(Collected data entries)

══════

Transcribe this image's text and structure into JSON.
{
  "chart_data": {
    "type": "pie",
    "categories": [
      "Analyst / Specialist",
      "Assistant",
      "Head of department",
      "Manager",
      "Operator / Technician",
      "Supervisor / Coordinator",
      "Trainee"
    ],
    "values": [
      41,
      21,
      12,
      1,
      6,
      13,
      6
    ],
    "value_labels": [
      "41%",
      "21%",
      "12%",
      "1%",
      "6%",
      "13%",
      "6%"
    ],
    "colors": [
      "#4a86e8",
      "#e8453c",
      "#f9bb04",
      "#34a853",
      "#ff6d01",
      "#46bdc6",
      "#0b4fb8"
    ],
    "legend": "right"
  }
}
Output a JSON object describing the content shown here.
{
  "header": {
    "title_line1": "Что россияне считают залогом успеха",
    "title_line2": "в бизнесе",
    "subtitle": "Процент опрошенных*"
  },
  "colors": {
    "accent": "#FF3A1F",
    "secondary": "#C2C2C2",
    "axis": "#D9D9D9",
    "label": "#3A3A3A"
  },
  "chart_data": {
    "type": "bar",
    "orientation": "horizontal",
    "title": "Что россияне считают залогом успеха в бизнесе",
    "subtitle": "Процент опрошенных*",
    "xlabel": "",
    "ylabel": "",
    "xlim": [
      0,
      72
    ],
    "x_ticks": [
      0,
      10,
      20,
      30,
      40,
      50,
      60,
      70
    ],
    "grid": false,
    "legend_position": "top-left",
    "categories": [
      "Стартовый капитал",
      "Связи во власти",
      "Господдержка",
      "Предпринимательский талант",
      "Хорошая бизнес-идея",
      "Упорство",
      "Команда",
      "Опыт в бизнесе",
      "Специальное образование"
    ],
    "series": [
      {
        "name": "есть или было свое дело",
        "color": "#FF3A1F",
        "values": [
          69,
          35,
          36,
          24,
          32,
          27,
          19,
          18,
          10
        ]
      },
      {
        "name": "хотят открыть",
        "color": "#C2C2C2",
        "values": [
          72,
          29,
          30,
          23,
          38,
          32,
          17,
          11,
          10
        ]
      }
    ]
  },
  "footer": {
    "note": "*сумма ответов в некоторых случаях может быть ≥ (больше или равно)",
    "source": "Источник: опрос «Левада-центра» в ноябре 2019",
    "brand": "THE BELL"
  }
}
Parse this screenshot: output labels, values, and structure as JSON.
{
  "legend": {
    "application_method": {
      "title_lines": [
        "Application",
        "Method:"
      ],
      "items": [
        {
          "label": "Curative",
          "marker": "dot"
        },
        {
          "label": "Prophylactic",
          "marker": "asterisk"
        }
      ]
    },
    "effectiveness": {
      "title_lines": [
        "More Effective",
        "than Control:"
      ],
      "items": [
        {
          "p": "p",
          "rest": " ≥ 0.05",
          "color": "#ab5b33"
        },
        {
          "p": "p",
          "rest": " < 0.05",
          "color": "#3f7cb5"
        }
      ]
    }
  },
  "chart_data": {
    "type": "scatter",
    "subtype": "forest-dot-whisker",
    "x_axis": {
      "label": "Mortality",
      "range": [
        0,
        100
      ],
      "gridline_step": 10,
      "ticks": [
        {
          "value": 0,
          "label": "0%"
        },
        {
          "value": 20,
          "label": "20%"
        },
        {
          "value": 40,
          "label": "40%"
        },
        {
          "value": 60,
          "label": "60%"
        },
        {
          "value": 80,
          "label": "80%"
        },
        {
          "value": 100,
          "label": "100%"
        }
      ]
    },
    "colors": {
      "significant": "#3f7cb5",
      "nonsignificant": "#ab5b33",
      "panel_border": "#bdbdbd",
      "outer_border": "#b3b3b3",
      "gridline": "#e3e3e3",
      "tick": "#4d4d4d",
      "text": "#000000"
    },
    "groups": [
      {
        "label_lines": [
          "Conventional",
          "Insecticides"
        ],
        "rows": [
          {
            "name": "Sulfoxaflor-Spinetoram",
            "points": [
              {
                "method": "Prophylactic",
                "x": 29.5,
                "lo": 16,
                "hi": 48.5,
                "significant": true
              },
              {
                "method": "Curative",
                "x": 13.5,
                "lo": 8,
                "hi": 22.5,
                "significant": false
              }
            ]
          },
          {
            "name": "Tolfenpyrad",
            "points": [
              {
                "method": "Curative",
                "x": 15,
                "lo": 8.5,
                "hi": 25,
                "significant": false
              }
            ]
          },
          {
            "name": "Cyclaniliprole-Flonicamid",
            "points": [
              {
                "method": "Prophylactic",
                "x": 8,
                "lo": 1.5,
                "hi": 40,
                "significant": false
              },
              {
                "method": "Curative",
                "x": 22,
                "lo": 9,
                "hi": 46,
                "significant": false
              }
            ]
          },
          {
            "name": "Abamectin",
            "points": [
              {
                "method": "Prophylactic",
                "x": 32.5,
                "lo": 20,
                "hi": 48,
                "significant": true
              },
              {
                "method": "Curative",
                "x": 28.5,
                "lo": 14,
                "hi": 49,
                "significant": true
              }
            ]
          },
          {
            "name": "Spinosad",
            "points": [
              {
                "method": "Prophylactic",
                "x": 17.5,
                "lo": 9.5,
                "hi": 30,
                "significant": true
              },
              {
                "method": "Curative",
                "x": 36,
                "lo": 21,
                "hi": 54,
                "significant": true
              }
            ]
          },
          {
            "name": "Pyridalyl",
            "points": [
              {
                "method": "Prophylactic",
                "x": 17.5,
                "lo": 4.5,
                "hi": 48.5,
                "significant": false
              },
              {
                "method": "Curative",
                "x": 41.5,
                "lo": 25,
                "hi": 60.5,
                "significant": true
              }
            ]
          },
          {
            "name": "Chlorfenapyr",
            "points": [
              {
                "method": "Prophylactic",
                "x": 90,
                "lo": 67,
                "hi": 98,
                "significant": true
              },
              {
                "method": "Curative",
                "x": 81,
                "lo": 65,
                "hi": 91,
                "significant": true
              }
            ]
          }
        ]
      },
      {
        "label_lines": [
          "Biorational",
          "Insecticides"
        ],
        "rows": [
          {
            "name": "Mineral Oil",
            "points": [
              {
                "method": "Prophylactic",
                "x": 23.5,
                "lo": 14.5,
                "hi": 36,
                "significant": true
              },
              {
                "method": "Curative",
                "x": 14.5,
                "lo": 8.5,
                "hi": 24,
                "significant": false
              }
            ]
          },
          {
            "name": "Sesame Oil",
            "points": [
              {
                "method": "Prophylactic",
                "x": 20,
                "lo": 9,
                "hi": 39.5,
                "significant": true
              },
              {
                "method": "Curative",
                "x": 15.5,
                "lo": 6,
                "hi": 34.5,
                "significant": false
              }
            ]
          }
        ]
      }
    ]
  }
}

══════

Reproduce the entire listing word for word.

Transcribe this image's text and structure into JSON.
{
  "chart_data": {
    "type": "pie",
    "categories": [
      "Analyst / Specialist",
      "Assistant",
      "Head of department",
      "Manager",
      "Operator / Technician",
      "Supervisor / Coordinator",
      "Trainee"
    ],
    "values": [
      41,
      21,
      12,
      1,
      6,
      13,
      6
    ],
    "value_labels": [
      "41%",
      "21%",
      "12%",
      "1%",
      "6%",
      "13%",
      "6%"
    ],
    "colors": [
      "#4a86e8",
      "#e8453c",
      "#f9bb04",
      "#34a853",
      "#ff6d01",
      "#46bdc6",
      "#0b4fb8"
    ],
    "legend": "right"
  }
}
Output a JSON object describing the content shown here.
{
  "header": {
    "title_line1": "Что россияне считают залогом успеха",
    "title_line2": "в бизнесе",
    "subtitle": "Процент опрошенных*"
  },
  "colors": {
    "accent": "#FF3A1F",
    "secondary": "#C2C2C2",
    "axis": "#D9D9D9",
    "label": "#3A3A3A"
  },
  "chart_data": {
    "type": "bar",
    "orientation": "horizontal",
    "title": "Что россияне считают залогом успеха в бизнесе",
    "subtitle": "Процент опрошенных*",
    "xlabel": "",
    "ylabel": "",
    "xlim": [
      0,
      72
    ],
    "x_ticks": [
      0,
      10,
      20,
      30,
      40,
      50,
      60,
      70
    ],
    "grid": false,
    "legend_position": "top-left",
    "categories": [
      "Стартовый капитал",
      "Связи во власти",
      "Господдержка",
      "Предпринимательский талант",
      "Хорошая бизнес-идея",
      "Упорство",
      "Команда",
      "Опыт в бизнесе",
      "Специальное образование"
    ],
    "series": [
      {
        "name": "есть или было свое дело",
        "color": "#FF3A1F",
        "values": [
          69,
          35,
          36,
          24,
          32,
          27,
          19,
          18,
          10
        ]
      },
      {
        "name": "хотят открыть",
        "color": "#C2C2C2",
        "values": [
          72,
          29,
          30,
          23,
          38,
          32,
          17,
          11,
          10
        ]
      }
    ]
  },
  "footer": {
    "note": "*сумма ответов в некоторых случаях может быть ≥ (больше или равно)",
    "source": "Источник: опрос «Левада-центра» в ноябре 2019",
    "brand": "THE BELL"
  }
}
Parse this screenshot: output labels, values, and structure as JSON.
{
  "legend": {
    "application_method": {
      "title_lines": [
        "Application",
        "Method:"
      ],
      "items": [
        {
          "label": "Curative",
          "marker": "dot"
        },
        {
          "label": "Prophylactic",
          "marker": "asterisk"
        }
      ]
    },
    "effectiveness": {
      "title_lines": [
        "More Effective",
        "than Control:"
      ],
      "items": [
        {
          "p": "p",
          "rest": " ≥ 0.05",
          "color": "#ab5b33"
        },
        {
          "p": "p",
          "rest": " < 0.05",
          "color": "#3f7cb5"
        }
      ]
    }
  },
  "chart_data": {
    "type": "scatter",
    "subtype": "forest-dot-whisker",
    "x_axis": {
      "label": "Mortality",
      "range": [
        0,
        100
      ],
      "gridline_step": 10,
      "ticks": [
        {
          "value": 0,
          "label": "0%"
        },
        {
          "value": 20,
          "label": "20%"
        },
        {
          "value": 40,
          "label": "40%"
        },
        {
          "value": 60,
          "label": "60%"
        },
        {
          "value": 80,
          "label": "80%"
        },
        {
          "value": 100,
          "label": "100%"
        }
      ]
    },
    "colors": {
      "significant": "#3f7cb5",
      "nonsignificant": "#ab5b33",
      "panel_border": "#bdbdbd",
      "outer_border": "#b3b3b3",
      "gridline": "#e3e3e3",
      "tick": "#4d4d4d",
      "text": "#000000"
    },
    "groups": [
      {
        "label_lines": [
          "Conventional",
          "Insecticides"
        ],
        "rows": [
          {
            "name": "Sulfoxaflor-Spinetoram",
            "points": [
              {
                "method": "Prophylactic",
                "x": 29.5,
                "lo": 16,
                "hi": 48.5,
                "significant": true
              },
              {
                "method": "Curative",
                "x": 13.5,
                "lo": 8,
                "hi": 22.5,
                "significant": false
              }
            ]
          },
          {
            "name": "Tolfenpyrad",
            "points": [
              {
                "method": "Curative",
                "x": 15,
                "lo": 8.5,
                "hi": 25,
                "significant": false
              }
            ]
          },
          {
            "name": "Cyclaniliprole-Flonicamid",
            "points": [
              {
                "method": "Prophylactic",
                "x": 8,
                "lo": 1.5,
                "hi": 40,
                "significant": false
              },
              {
                "method": "Curative",
                "x": 22,
                "lo": 9,
                "hi": 46,
                "significant": false
              }
            ]
          },
          {
            "name": "Abamectin",
            "points": [
              {
                "method": "Prophylactic",
                "x": 32.5,
                "lo": 20,
                "hi": 48,
                "significant": true
              },
              {
                "method": "Curative",
                "x": 28.5,
                "lo": 14,
                "hi": 49,
                "significant": true
              }
            ]
          },
          {
            "name": "Spinosad",
            "points": [
              {
                "method": "Prophylactic",
                "x": 17.5,
                "lo": 9.5,
                "hi": 30,
                "significant": true
              },
              {
                "method": "Curative",
                "x": 36,
                "lo": 21,
                "hi": 54,
                "significant": true
              }
            ]
          },
          {
            "name": "Pyridalyl",
            "points": [
              {
                "method": "Prophylactic",
                "x": 17.5,
                "lo": 4.5,
                "hi": 48.5,
                "significant": false
              },
              {
                "method": "Curative",
                "x": 41.5,
                "lo": 25,
                "hi": 60.5,
                "significant": true
              }
            ]
          },
          {
            "name": "Chlorfenapyr",
            "points": [
              {
                "method": "Prophylactic",
                "x": 90,
                "lo": 67,
                "hi": 98,
                "significant": true
              },
              {
                "method": "Curative",
                "x": 81,
                "lo": 65,
                "hi": 91,
                "significant": true
              }
            ]
          }
        ]
      },
      {
        "label_lines": [
          "Biorational",
          "Insecticides"
        ],
        "rows": [
          {
            "name": "Mineral Oil",
            "points": [
              {
                "method": "Prophylactic",
                "x": 23.5,
                "lo": 14.5,
                "hi": 36,
                "significant": true
              },
              {
                "method": "Curative",
                "x": 14.5,
                "lo": 8.5,
                "hi": 24,
                "significant": false
              }
            ]
          },
          {
            "name": "Sesame Oil",
            "points": [
              {
                "method": "Prophylactic",
                "x": 20,
                "lo": 9,
                "hi": 39.5,
                "significant": true
              },
              {
                "method": "Curative",
                "x": 15.5,
                "lo": 6,
                "hi": 34.5,
                "significant": false
              }
            ]
          }
        ]
      }
    ]
  }
}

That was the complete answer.